The problem: Tally the lines in the listing below that include "name". Answer with the count and nothing more.

Dataset rows about figures
##########

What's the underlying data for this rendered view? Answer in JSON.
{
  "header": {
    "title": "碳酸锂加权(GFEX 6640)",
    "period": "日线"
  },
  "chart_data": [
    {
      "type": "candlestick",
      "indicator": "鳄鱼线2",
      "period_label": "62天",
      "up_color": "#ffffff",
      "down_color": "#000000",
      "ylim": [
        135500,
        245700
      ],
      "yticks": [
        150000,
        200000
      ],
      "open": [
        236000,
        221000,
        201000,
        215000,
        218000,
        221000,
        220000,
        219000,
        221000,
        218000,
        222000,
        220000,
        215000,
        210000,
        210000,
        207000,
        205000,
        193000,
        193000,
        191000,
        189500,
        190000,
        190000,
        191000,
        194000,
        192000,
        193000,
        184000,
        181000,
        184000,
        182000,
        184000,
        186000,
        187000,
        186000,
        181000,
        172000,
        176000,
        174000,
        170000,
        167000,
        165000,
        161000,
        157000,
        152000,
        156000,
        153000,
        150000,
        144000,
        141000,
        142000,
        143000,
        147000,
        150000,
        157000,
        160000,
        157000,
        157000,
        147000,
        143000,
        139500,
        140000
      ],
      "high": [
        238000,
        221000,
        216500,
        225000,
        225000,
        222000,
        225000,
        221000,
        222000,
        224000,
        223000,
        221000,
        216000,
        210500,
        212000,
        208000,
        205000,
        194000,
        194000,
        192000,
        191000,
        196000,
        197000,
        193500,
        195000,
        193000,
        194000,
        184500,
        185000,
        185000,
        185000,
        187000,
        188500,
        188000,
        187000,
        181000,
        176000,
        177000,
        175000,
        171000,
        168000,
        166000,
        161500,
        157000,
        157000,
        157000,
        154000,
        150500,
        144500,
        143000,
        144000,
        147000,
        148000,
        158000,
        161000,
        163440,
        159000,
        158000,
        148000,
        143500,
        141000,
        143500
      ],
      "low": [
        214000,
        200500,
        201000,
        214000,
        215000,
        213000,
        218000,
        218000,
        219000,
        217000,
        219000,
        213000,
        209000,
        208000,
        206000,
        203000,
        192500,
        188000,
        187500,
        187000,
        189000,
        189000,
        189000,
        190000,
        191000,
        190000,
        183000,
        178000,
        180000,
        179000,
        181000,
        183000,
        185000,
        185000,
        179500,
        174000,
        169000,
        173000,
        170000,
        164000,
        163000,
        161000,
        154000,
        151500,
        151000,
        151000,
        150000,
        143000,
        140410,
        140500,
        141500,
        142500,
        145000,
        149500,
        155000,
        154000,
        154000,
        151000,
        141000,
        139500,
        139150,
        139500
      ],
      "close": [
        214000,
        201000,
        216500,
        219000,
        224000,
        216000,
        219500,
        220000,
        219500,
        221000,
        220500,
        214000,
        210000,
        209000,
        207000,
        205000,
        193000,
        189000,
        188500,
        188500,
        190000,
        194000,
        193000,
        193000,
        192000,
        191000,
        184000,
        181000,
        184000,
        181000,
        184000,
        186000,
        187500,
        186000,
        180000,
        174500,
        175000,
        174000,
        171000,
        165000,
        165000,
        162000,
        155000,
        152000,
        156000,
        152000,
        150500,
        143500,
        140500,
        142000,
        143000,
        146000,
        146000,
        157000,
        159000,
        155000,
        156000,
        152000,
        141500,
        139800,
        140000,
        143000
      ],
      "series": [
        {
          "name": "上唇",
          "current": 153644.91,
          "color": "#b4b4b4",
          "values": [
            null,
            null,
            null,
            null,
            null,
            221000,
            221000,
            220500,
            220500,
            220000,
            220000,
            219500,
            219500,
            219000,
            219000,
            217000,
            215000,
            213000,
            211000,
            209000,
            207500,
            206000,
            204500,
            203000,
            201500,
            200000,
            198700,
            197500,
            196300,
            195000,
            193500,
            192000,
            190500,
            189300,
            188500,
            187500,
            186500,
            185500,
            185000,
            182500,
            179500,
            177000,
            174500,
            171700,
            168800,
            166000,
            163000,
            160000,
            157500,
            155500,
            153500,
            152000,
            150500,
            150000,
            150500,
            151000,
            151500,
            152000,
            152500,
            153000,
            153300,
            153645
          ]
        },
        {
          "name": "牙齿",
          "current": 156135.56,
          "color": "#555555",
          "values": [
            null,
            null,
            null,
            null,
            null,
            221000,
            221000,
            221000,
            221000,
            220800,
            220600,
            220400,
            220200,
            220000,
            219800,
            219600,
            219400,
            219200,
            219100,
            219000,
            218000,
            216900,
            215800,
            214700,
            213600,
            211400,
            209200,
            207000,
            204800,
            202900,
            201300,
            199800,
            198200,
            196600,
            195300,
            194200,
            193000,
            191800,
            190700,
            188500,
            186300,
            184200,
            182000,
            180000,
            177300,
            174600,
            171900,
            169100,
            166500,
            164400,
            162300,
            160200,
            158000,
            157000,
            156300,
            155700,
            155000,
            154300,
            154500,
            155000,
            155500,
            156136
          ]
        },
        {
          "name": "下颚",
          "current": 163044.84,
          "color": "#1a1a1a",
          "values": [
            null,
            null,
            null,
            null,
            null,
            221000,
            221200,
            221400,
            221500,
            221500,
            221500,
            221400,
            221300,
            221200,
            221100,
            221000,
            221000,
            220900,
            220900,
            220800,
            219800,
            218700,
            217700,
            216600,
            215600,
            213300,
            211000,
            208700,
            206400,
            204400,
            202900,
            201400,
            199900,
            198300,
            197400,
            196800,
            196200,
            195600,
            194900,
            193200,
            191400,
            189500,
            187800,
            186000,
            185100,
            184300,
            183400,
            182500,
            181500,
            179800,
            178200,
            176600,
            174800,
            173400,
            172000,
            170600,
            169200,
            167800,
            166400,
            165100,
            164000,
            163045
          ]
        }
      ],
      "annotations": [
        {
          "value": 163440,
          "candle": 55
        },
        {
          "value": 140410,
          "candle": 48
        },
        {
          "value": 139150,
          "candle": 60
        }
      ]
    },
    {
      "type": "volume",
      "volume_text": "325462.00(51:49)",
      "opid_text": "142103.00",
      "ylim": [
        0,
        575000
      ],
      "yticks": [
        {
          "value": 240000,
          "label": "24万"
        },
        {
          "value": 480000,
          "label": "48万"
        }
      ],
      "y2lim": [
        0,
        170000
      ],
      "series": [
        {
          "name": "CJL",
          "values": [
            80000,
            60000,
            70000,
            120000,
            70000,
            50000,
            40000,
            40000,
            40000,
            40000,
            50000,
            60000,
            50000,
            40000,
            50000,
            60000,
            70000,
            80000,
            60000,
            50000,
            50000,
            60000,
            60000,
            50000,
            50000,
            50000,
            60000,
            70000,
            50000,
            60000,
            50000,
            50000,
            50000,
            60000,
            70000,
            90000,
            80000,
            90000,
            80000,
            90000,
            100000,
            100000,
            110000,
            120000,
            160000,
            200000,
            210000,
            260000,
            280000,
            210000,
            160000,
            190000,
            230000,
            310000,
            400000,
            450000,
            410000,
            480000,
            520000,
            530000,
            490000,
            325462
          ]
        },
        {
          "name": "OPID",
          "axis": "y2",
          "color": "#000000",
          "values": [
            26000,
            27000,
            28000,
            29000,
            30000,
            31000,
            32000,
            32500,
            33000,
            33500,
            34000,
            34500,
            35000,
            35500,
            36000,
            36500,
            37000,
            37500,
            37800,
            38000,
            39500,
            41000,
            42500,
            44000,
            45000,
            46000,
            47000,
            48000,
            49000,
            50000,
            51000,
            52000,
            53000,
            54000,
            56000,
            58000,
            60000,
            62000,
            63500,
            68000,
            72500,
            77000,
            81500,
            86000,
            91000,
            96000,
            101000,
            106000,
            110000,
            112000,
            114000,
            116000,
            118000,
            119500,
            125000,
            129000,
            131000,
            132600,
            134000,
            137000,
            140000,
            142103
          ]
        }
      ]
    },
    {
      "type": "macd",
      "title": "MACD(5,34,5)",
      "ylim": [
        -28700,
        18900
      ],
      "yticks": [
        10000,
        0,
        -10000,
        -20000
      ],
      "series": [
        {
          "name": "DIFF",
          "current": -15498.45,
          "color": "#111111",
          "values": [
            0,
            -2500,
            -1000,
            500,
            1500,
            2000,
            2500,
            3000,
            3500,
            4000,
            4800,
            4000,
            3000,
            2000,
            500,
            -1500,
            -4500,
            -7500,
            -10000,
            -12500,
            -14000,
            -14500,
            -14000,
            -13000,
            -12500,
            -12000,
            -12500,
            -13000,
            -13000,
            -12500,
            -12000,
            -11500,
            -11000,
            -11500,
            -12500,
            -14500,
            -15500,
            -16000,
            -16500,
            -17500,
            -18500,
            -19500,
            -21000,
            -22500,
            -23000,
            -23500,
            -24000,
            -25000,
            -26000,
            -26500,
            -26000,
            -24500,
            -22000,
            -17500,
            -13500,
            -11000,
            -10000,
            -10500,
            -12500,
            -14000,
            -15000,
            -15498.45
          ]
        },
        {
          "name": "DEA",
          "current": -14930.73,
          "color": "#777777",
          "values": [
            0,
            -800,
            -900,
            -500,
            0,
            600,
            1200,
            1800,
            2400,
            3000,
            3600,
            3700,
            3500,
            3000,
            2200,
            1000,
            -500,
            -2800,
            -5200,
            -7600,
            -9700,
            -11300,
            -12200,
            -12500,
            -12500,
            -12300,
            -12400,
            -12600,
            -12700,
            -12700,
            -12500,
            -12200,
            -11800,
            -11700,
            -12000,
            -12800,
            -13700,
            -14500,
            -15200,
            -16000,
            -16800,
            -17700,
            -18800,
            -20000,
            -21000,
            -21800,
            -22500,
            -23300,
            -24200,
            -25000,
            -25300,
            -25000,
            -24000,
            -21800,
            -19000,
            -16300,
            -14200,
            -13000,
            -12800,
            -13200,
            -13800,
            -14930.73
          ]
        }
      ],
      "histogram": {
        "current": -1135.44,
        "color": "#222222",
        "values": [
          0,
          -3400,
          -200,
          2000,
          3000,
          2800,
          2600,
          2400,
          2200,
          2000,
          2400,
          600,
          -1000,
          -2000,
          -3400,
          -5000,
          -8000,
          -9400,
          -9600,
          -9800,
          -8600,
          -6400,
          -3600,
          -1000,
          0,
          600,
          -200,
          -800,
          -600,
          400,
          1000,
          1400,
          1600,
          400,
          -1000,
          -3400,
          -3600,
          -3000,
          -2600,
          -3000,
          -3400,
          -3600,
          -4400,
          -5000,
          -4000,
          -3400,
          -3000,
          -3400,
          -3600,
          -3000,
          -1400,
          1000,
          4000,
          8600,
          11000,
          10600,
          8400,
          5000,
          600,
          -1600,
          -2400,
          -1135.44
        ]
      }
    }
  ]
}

##########

Written response: 7